## BEGIN DATA LISTING

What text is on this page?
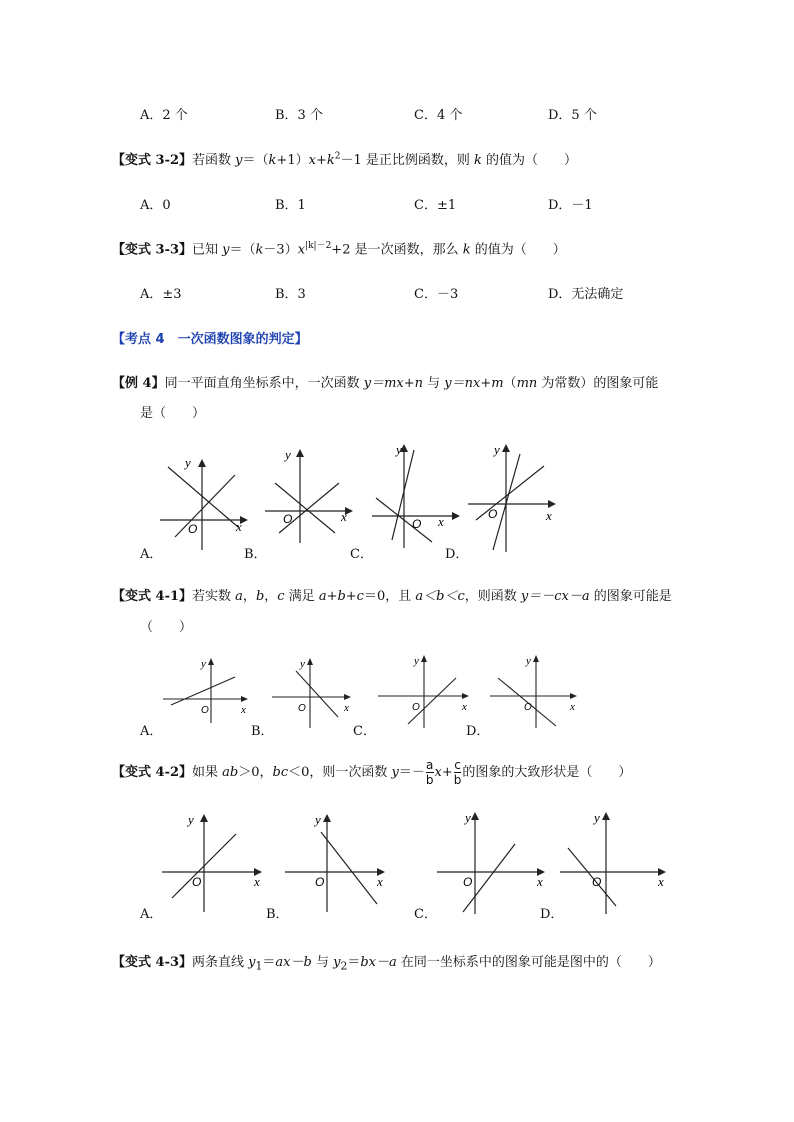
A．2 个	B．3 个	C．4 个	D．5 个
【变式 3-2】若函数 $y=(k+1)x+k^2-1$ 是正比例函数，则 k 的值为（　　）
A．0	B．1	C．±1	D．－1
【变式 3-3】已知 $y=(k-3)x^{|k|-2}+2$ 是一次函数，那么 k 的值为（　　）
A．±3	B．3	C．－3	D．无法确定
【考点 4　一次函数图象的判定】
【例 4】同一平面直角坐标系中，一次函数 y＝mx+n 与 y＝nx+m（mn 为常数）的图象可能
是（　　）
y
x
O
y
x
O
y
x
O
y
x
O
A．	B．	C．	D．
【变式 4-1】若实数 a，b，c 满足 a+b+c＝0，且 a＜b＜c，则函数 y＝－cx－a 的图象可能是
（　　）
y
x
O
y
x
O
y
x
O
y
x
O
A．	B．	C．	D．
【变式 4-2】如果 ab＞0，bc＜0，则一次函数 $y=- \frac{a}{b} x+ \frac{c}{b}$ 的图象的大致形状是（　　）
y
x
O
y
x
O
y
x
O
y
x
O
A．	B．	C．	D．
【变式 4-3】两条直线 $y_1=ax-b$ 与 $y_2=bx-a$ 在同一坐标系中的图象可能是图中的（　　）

## END DATA LISTING

**TASK GOAL**
Write out the records above exactly as they stand, leaving out every picture.

**RESPONSE TO THE EXERCISE**
What text is on this page?
A．2 个	B．3 个	C．4 个	D．5 个
【变式 3-2】若函数 $y=(k+1)x+k^2-1$ 是正比例函数，则 k 的值为（　　）
A．0	B．1	C．±1	D．－1
【变式 3-3】已知 $y=(k-3)x^{|k|-2}+2$ 是一次函数，那么 k 的值为（　　）
A．±3	B．3	C．－3	D．无法确定
【考点 4　一次函数图象的判定】
【例 4】同一平面直角坐标系中，一次函数 y＝mx+n 与 y＝nx+m（mn 为常数）的图象可能
是（　　）
y
x
O
y
x
O
y
x
O
y
x
O
A．	B．	C．	D．
【变式 4-1】若实数 a，b，c 满足 a+b+c＝0，且 a＜b＜c，则函数 y＝－cx－a 的图象可能是
（　　）
y
x
O
y
x
O
y
x
O
y
x
O
A．	B．	C．	D．
【变式 4-2】如果 ab＞0，bc＜0，则一次函数 $y=- \frac{a}{b} x+ \frac{c}{b}$ 的图象的大致形状是（　　）
y
x
O
y
x
O
y
x
O
y
x
O
A．	B．	C．	D．
【变式 4-3】两条直线 $y_1=ax-b$ 与 $y_2=bx-a$ 在同一坐标系中的图象可能是图中的（　　）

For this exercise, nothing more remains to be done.